» **Do this**
Gather each line containing the string "нужно" from these entries.

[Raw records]
-- -- --

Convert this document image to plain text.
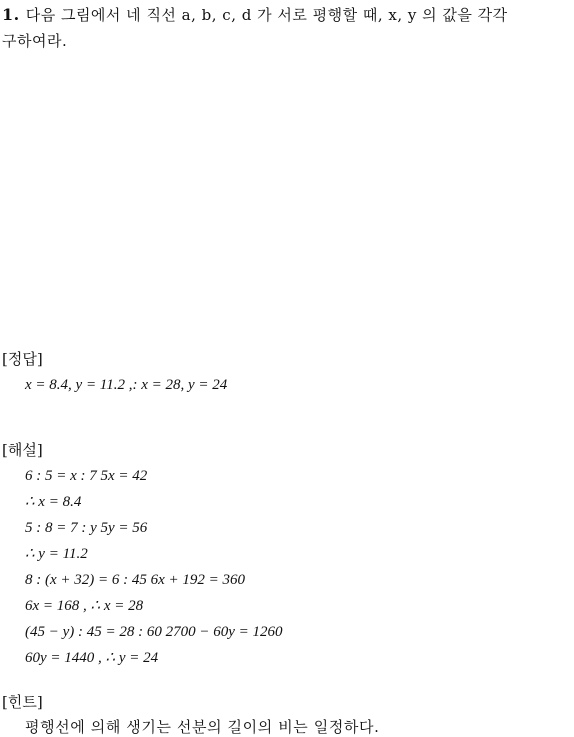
1. 다음 그림에서 네 직선 a, b, c, d 가 서로 평행할 때, x, y 의 값을 각각
구하여라.
[정답]
x = 8.4, y = 11.2 ,: x = 28, y = 24
[해설]
6 : 5 = x : 7 5x = 42
∴ x = 8.4
5 : 8 = 7 : y 5y = 56
∴ y = 11.2
8 : (x + 32) = 6 : 45 6x + 192 = 360
6x = 168 , ∴ x = 28
(45 − y) : 45 = 28 : 60 2700 − 60y = 1260
60y = 1440 , ∴ y = 24
[힌트]
평행선에 의해 생기는 선분의 길이의 비는 일정하다.
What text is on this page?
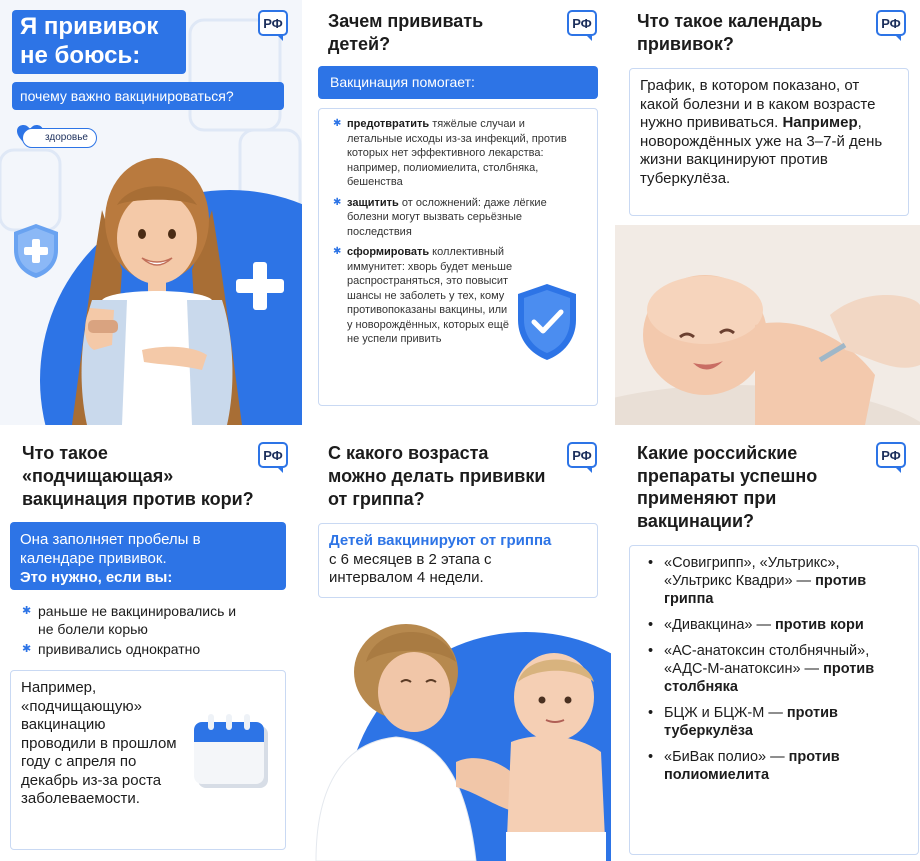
Я прививок не боюсь:
почему важно вакцинироваться?
здоровье
РФ	Зачем прививать детей?
РФ
Вакцинация помогает:
✱ предотвратить тяжёлые случаи и летальные исходы из-за инфекций, против которых нет эффективного лекарства: например, полиомиелита, столбняка, бешенства
✱ защитить от осложнений: даже лёгкие болезни могут вызвать серьёзные последствия
✱ сформировать коллективный иммунитет: хворь будет меньше распространяться, это повысит шансы не заболеть у тех, кому противопоказаны вакцины, или у новорождённых, которых ещё не успели привить
Что такое календарь прививок?
РФ
График, в котором показано, от какой болезни и в каком возрасте нужно прививаться. Например, новорождённых уже на 3–7-й день жизни вакцинируют против туберкулёза.
Что такое «подчищающая» вакцинация против кори?
РФ
Она заполняет пробелы в календаре прививок.
Это нужно, если вы:
✱ раньше не вакцинировались и не болели корью
✱ прививались однократно
Например, «подчищающую» вакцинацию проводили в прошлом году с апреля по декабрь из-за роста заболеваемости.
С какого возраста можно делать прививки от гриппа?
РФ
Детей вакцинируют от гриппа
с 6 месяцев в 2 этапа с интервалом 4 недели.
Какие российские препараты успешно применяют при вакцинации?
РФ
• «Совигрипп», «Ультрикс», «Ультрикс Квадри» — против гриппа
• «Дивакцина» — против кори
• «АС-анатоксин столбнячный», «АДС-М-анатоксин» — против столбняка
• БЦЖ и БЦЖ-М — против туберкулёза
• «БиВак полио» — против полиомиелита
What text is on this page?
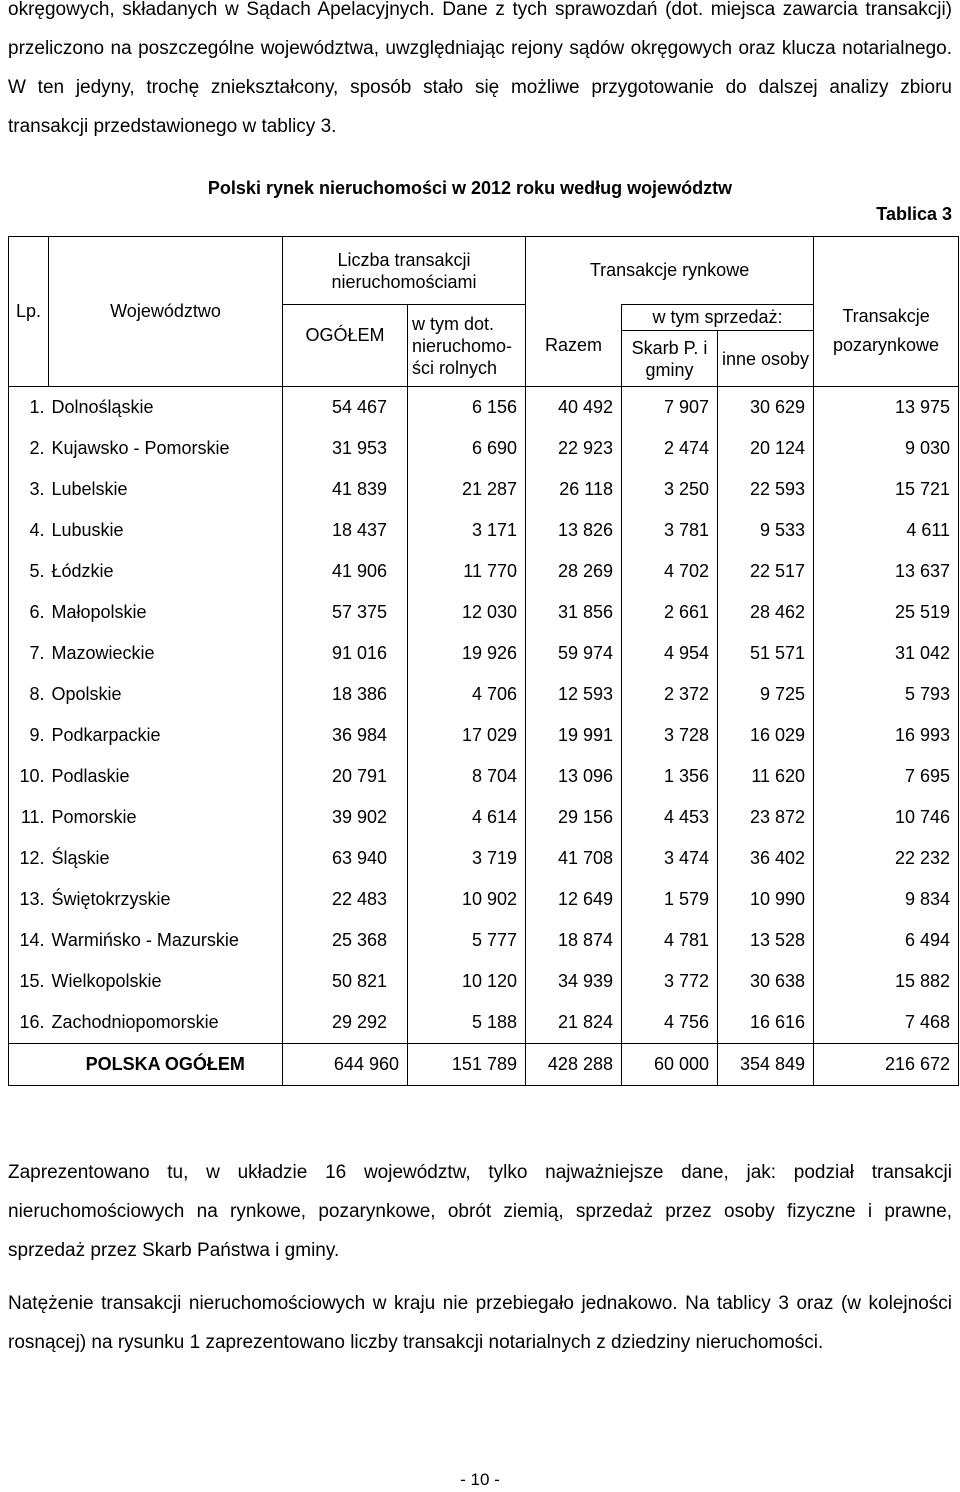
okręgowych, składanych w Sądach Apelacyjnych. Dane z tych sprawozdań (dot. miejsca zawarcia transakcji) przeliczono na poszczególne województwa, uwzględniając rejony sądów okręgowych oraz klucza notarialnego. W ten jedyny, trochę zniekształcony, sposób stało się możliwe przygotowanie do dalszej analizy zbioru transakcji przedstawionego w tablicy 3.

Polski rynek nieruchomości w 2012 roku według województw

Tablica 3
Lp.	Województwo	Liczba transakcji nieruchomościami		Transakcje rynkowe			Transakcje
		OGÓŁEM	w tym dot. nieruchomo- ści rolnych	Razem	w tym sprzedaż:		
					Skarb P. i gminy	inne osoby	pozarynkowe
1.	Dolnośląskie	54 467	6 156	40 492	7 907	30 629	13 975
2.	Kujawsko - Pomorskie	31 953	6 690	22 923	2 474	20 124	9 030
3.	Lubelskie	41 839	21 287	26 118	3 250	22 593	15 721
4.	Lubuskie	18 437	3 171	13 826	3 781	9 533	4 611
5.	Łódzkie	41 906	11 770	28 269	4 702	22 517	13 637
6.	Małopolskie	57 375	12 030	31 856	2 661	28 462	25 519
7.	Mazowieckie	91 016	19 926	59 974	4 954	51 571	31 042
8.	Opolskie	18 386	4 706	12 593	2 372	9 725	5 793
9.	Podkarpackie	36 984	17 029	19 991	3 728	16 029	16 993
10.	Podlaskie	20 791	8 704	13 096	1 356	11 620	7 695
11.	Pomorskie	39 902	4 614	29 156	4 453	23 872	10 746
12.	Śląskie	63 940	3 719	41 708	3 474	36 402	22 232
13.	Świętokrzyskie	22 483	10 902	12 649	1 579	10 990	9 834
14.	Warmińsko - Mazurskie	25 368	5 777	18 874	4 781	13 528	6 494
15.	Wielkopolskie	50 821	10 120	34 939	3 772	30 638	15 882
16.	Zachodniopomorskie	29 292	5 188	21 824	4 756	16 616	7 468
	POLSKA OGÓŁEM	644 960	151 789	428 288	60 000	354 849	216 672

Zaprezentowano tu, w układzie 16 województw, tylko najważniejsze dane, jak: podział transakcji nieruchomościowych na rynkowe, pozarynkowe, obrót ziemią, sprzedaż przez osoby fizyczne i prawne, sprzedaż przez Skarb Państwa i gminy.

Natężenie transakcji nieruchomościowych w kraju nie przebiegało jednakowo. Na tablicy 3 oraz (w kolejności rosnącej) na rysunku 1 zaprezentowano liczby transakcji notarialnych z dziedziny nieruchomości.

- 10 -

-- -- --

» **Problem solution**
График, в котором показано, от какой болезни и в каком возрасте нужно прививаться. Например, новорождённых уже на 3–7-й день жизни вакцинируют против туберкулёза.
Это нужно, если вы:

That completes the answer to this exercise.